=== EXERCISE DETAILS ===
Pull every "Intern" line out of the data below.

=== Collected data entries ===
============

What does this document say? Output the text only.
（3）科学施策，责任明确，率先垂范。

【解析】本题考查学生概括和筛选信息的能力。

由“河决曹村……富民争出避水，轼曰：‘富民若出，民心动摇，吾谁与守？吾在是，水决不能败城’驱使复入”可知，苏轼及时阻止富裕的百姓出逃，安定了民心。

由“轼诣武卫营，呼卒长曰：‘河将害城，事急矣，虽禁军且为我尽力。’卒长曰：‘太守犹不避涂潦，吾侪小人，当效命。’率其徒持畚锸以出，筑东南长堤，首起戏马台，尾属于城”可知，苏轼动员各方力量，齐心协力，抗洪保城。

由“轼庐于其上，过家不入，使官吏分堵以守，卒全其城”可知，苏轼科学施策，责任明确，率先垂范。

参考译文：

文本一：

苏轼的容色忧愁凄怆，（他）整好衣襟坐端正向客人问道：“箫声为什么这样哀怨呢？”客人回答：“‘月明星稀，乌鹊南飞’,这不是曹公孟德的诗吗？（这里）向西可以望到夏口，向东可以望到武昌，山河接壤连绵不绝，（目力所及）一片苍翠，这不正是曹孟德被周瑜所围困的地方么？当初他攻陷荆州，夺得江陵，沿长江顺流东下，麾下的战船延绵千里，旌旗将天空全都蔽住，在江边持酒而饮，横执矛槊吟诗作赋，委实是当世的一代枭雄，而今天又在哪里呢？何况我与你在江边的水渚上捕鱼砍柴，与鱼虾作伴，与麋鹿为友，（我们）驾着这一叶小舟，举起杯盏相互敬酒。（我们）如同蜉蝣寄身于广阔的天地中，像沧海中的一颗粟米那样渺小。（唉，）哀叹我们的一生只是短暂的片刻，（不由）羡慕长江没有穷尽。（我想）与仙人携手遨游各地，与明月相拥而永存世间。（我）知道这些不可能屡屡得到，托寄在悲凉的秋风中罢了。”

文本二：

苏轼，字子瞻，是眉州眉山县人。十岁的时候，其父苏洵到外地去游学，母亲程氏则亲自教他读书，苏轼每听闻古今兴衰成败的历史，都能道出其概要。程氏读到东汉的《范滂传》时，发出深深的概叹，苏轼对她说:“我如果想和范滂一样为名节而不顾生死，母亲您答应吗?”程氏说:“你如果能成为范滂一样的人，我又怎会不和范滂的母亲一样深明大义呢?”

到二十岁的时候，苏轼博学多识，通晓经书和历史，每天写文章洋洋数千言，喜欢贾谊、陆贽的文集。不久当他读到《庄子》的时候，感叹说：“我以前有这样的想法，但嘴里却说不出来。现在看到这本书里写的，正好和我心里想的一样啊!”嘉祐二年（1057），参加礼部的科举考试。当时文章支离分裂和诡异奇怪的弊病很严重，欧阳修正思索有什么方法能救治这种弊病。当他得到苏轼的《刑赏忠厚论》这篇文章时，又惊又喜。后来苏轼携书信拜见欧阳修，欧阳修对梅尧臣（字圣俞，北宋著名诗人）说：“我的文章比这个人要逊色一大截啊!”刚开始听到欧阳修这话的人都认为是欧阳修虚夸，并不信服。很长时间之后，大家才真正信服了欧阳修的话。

============

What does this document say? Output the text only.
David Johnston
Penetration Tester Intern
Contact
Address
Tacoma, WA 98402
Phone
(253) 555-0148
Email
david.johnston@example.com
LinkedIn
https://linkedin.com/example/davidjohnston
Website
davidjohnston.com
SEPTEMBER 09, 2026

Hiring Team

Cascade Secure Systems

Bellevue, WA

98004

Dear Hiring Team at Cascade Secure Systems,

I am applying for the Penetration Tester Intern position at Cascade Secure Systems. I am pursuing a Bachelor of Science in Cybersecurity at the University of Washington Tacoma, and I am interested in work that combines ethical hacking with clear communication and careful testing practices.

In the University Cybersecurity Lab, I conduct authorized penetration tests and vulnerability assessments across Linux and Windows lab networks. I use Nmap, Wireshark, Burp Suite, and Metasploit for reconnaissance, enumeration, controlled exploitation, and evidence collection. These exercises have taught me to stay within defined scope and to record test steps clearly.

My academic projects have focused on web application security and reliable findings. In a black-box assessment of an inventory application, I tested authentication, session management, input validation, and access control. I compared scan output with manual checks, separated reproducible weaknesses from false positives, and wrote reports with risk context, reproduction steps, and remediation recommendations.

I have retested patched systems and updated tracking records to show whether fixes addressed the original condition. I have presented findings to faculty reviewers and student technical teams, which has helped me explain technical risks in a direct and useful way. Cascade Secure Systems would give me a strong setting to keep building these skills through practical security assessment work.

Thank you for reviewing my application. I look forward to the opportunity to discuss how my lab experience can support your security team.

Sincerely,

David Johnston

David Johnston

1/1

============

=== SOLUTION ===
Penetration Tester Intern
I am applying for the Penetration Tester Intern position at Cascade Secure Systems. I am pursuing a Bachelor of Science in Cybersecurity at the University of Washington Tacoma, and I am interested in work that combines ethical hacking with clear communication and careful testing practices.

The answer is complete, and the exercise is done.